▶ _Things to do_
1. Repeat word for word the passage of the MDM component settings starting with "Use multiple conditions" and going on through "for future use.".
2. According to the MDM component settings, which MDM server version is selected by default?

▶ _Provided text_
-- START --

Built-in: The schema will be created and stored for this component only. Related Topic: see Talend Studio User Guide.

 

 

Repository: The schema already exists and is stored in the repository. You can reuse it in various projects and jobs. Related Topic: see Talend Studio User Guide.

 Use an existing connectionSelect this check box if you want to use a configured tMDMConnection component.
 

MDM version

By default, Server 6.0 is selected. Although it is recommended to migrate existing jobs for this new version, the Server 5.6 option is available to ease the process of the migration of your Jobs so as to keep them working without modification with a 6.0 server. To do so, an option on the server must be enabled to accept and translate requests from such Jobs.

 

URL

Type in the URL to access the MDM server.

 

Username and Password

Type in user authentication data for the MDM server.

To enter the password, click the [...] button next to the password field, and then in the pop-up dialog box enter the password between double quotes and click OK to save the settings.

 

Entity

Type in the name of the business entity that holds the master data you want to read.

 

Data Container

Type in the name of the data container that holds the master data you want to read.

Type

Select Master or Staging to specify the database on which the action should be performed.

 

Use multiple conditions

Select this check box to filter the master data using certain conditions.

Xpath: Enter between quotes the path and the XML node to which you want to apply the condition.

Function: Select the condition to be used from the list. Depending on the type of field pointed to by the XPath, only certain operators may apply; for instance, if the field is a boolean only the Equal or Not Equal operators are appropriate.

The following operators are available:

  • Contains: Returns a result which contains the word or words entered.

  • Joins With: This operator is reserved for future use.

  • Starts With: Returns a result which begins with the string entered.

  • Strict Contains: Returns a result which contains the exact regular expression entered. Applies only to XML databases.

  • Equal: Returns a result which matches the boolean entered; that is, True or False.

  • Not Equal: Returns a result of any value other than the boolean entered; that is, True or False.

  • is greater than: Returns a result which is greater than the numerical value entered. Applies to number fields only.

  • is greater or equal: Returns a result which is greater than or equal to the numerical value entered. Applies to number fields only.

  • is lower than: Returns a result which is less than the numerical value entered. Applies to number fields only.

-- END --

(Dataset rows)

-- START --

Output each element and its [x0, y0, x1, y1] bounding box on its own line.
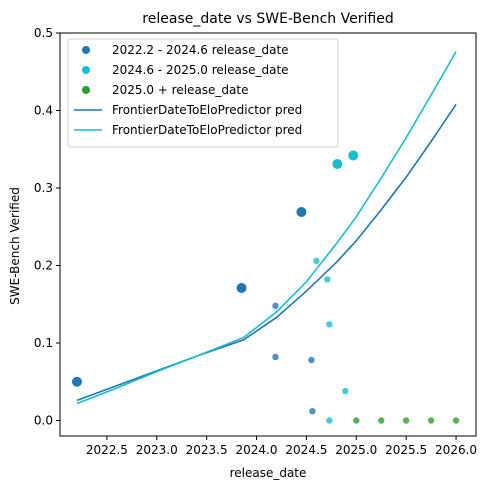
legend-marker	[82, 86, 90, 94]
prediction-line	[76, 51, 457, 405]
legend-label: FrontierDateToEloPredictor pred	[112, 123, 302, 137]
x-tick-label: 2026.0	[435, 443, 477, 457]
legend-marker	[82, 46, 90, 54]
data-point	[71, 376, 82, 387]
data-point	[353, 417, 360, 424]
data-point	[309, 408, 316, 415]
data-point	[427, 417, 435, 424]
legend-label: FrontierDateToEloPredictor pred	[112, 103, 302, 117]
data-point	[272, 353, 279, 361]
data-point	[348, 150, 359, 161]
legend-label: 2025.0 + release_date	[112, 83, 249, 97]
x-tick-label: 2025.5	[385, 443, 427, 457]
data-point	[378, 417, 385, 424]
plot-frame	[59, 32, 477, 437]
data-point	[313, 257, 320, 265]
x-tick-label: 2022.5	[86, 443, 128, 457]
legend-label: 2022.2 - 2024.6 release_date	[112, 43, 289, 57]
y-tick-label: 0.4	[34, 104, 53, 118]
data-point	[296, 207, 307, 218]
legend: 2022.2 - 2024.6 release_date 2024.6 - 202…	[67, 38, 339, 148]
chart-title: release_date vs SWE-Bench Verified	[142, 11, 393, 27]
data-point	[308, 356, 315, 364]
y-tick-label: 0.5	[34, 26, 53, 40]
data-point	[236, 282, 247, 293]
x-tick-label: 2023.5	[186, 443, 228, 457]
data-point	[326, 321, 333, 328]
data-point	[342, 387, 349, 395]
y-tick-label: 0.1	[34, 336, 53, 350]
plot-area	[71, 51, 460, 424]
x-tick-label: 2024.5	[285, 443, 327, 457]
y-tick-label: 0.0	[34, 414, 53, 428]
axis-ticks: 2022.5 2023.0 2023.5 2024.0 2024.5 2025.0 2025…	[34, 26, 477, 457]
legend-box	[67, 38, 339, 148]
data-point	[402, 417, 410, 424]
x-tick-label: 2024.0	[236, 443, 278, 457]
x-tick-label: 2025.0	[335, 443, 377, 457]
data-point	[332, 158, 343, 169]
legend-label: 2024.6 - 2025.0 release_date	[112, 63, 289, 77]
x-axis-label: release_date	[230, 466, 307, 480]
data-point	[452, 417, 460, 424]
y-tick-label: 0.3	[34, 181, 53, 195]
legend-marker	[82, 66, 90, 74]
y-axis-label: SWE-Bench Verified	[8, 187, 22, 305]
data-point	[272, 302, 279, 309]
data-point	[326, 417, 333, 424]
y-tick-label: 0.2	[34, 259, 53, 273]
x-tick-label: 2023.0	[136, 443, 178, 457]
data-point	[324, 276, 331, 283]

-- END --

▶ _Answers for this exercise_
1.
Use multiple conditions

Select this check box to filter the master data using certain conditions.

Xpath: Enter between quotes the path and the XML node to which you want to apply the condition.

Function: Select the condition to be used from the list. Depending on the type of field pointed to by the XPath, only certain operators may apply; for instance, if the field is a boolean only the Equal or Not Equal operators are appropriate.

The following operators are available:

  • Contains: Returns a result which contains the word or words entered.

  • Joins With: This operator is reserved for future use.

2. Server 6.0